[Task details] Convert the rows, from the first line up to and including the line containing "y-tick-label: 0.30 bbox=[99, 361, 203, 416]", into a numbered list, omitting any blank lines.
------------------------------------
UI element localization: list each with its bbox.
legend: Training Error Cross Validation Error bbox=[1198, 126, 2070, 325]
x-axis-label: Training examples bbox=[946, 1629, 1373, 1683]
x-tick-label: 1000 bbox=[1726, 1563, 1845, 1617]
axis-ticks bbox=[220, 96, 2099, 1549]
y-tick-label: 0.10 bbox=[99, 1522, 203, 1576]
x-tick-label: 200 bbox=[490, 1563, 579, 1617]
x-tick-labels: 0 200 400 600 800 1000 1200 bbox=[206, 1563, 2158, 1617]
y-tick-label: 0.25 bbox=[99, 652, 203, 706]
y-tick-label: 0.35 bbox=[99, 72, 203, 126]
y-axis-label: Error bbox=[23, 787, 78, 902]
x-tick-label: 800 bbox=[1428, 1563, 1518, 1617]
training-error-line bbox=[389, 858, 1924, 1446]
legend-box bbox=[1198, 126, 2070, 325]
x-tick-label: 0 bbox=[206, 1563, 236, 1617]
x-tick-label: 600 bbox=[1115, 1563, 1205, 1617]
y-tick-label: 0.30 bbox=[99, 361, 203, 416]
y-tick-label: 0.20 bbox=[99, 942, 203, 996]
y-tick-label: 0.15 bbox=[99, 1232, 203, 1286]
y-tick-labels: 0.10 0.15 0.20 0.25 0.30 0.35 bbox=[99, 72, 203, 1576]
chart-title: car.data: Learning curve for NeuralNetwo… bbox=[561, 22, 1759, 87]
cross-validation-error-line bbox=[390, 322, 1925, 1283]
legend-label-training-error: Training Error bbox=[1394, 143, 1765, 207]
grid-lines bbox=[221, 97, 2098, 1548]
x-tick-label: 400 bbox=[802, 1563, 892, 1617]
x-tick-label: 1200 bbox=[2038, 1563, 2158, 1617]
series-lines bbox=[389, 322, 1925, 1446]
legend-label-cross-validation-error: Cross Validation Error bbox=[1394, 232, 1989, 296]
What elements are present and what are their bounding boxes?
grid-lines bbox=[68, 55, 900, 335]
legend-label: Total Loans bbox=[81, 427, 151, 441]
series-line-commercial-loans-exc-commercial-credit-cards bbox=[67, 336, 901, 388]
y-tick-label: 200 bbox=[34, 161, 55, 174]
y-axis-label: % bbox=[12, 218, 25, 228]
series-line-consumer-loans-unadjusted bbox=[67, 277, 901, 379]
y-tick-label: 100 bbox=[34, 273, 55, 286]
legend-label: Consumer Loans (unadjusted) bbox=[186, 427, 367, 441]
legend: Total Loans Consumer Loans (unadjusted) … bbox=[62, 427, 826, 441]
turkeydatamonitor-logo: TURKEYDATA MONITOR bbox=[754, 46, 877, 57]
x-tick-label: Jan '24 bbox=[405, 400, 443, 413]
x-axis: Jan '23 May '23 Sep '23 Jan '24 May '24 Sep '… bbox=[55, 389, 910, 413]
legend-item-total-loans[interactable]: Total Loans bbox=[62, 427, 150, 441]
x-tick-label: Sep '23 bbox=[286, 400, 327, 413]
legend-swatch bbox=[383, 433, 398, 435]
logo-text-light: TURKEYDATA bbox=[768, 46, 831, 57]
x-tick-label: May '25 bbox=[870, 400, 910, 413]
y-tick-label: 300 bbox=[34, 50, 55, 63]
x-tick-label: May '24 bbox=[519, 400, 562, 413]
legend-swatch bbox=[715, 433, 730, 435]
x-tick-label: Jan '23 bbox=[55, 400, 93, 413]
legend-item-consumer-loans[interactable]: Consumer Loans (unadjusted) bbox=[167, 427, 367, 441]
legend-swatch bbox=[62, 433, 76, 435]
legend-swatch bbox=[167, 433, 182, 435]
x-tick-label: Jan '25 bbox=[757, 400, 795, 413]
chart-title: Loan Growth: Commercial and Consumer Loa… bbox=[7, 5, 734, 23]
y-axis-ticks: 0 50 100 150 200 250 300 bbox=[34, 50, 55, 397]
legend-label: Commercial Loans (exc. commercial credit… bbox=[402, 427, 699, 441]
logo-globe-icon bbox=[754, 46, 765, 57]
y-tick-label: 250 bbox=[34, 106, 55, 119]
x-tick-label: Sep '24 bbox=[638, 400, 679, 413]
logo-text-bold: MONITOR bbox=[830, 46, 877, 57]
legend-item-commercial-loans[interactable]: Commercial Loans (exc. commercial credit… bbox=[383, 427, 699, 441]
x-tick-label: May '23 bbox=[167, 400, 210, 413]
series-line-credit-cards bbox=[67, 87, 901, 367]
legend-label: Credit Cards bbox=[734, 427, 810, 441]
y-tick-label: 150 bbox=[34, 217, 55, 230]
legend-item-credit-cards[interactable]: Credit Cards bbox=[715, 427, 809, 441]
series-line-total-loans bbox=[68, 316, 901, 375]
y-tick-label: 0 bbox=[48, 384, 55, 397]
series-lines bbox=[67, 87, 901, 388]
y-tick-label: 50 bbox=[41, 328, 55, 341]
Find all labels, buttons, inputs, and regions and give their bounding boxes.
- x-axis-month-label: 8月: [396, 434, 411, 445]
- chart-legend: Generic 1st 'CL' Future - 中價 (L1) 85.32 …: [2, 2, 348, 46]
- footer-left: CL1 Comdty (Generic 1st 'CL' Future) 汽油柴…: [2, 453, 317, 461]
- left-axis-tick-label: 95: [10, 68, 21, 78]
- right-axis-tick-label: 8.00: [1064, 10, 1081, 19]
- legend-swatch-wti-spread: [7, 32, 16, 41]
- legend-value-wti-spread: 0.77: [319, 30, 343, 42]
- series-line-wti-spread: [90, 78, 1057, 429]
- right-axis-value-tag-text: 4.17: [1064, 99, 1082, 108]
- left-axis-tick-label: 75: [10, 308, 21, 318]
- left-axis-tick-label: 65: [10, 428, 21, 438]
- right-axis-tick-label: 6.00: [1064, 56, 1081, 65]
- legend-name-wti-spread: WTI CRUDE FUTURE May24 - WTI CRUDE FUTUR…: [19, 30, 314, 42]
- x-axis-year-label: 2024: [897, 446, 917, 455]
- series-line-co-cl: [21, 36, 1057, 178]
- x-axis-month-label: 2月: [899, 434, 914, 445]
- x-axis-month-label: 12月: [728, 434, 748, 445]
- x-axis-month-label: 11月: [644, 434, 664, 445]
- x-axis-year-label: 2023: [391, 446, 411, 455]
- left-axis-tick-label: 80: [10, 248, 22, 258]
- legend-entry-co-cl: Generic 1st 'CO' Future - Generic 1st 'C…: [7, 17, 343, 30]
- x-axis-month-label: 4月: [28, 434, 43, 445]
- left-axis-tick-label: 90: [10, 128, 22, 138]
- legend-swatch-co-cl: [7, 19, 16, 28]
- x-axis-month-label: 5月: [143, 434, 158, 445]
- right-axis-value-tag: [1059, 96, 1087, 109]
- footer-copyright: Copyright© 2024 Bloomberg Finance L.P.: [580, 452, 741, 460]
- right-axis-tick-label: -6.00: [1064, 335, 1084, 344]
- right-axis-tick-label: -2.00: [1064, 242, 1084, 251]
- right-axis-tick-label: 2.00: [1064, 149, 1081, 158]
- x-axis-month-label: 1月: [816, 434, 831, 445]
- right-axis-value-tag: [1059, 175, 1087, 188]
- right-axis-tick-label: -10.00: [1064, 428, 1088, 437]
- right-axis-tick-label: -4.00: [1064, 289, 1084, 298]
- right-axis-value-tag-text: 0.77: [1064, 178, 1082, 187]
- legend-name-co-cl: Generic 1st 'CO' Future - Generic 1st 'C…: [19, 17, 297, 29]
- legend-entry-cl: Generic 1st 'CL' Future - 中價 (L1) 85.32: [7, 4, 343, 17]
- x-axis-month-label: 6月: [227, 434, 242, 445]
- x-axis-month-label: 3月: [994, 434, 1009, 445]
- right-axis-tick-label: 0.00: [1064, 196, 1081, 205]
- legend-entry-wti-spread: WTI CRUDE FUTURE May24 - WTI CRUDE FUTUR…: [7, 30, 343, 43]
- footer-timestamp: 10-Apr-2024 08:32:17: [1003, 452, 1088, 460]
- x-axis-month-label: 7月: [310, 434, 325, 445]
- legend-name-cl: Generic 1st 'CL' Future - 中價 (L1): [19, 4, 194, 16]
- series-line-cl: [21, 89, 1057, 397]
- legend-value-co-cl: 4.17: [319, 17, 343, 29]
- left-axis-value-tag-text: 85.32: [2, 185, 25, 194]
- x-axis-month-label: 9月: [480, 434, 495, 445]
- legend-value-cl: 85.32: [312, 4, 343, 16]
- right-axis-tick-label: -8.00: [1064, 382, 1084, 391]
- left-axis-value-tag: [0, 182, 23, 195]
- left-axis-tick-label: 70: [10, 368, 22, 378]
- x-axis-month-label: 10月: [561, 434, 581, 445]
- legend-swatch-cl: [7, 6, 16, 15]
------------------------------------
[Solution]
1. UI element localization: list each with its bbox.
2. legend: Training Error Cross Validation Error bbox=[1198, 126, 2070, 325]
3. x-axis-label: Training examples bbox=[946, 1629, 1373, 1683]
4. x-tick-label: 1000 bbox=[1726, 1563, 1845, 1617]
5. axis-ticks bbox=[220, 96, 2099, 1549]
6. y-tick-label: 0.10 bbox=[99, 1522, 203, 1576]
7. x-tick-label: 200 bbox=[490, 1563, 579, 1617]
8. x-tick-labels: 0 200 400 600 800 1000 1200 bbox=[206, 1563, 2158, 1617]
9. y-tick-label: 0.25 bbox=[99, 652, 203, 706]
10. y-tick-label: 0.35 bbox=[99, 72, 203, 126]
11. y-axis-label: Error bbox=[23, 787, 78, 902]
12. x-tick-label: 800 bbox=[1428, 1563, 1518, 1617]
13. training-error-line bbox=[389, 858, 1924, 1446]
14. legend-box bbox=[1198, 126, 2070, 325]
15. x-tick-label: 0 bbox=[206, 1563, 236, 1617]
16. x-tick-label: 600 bbox=[1115, 1563, 1205, 1617]
17. y-tick-label: 0.30 bbox=[99, 361, 203, 416]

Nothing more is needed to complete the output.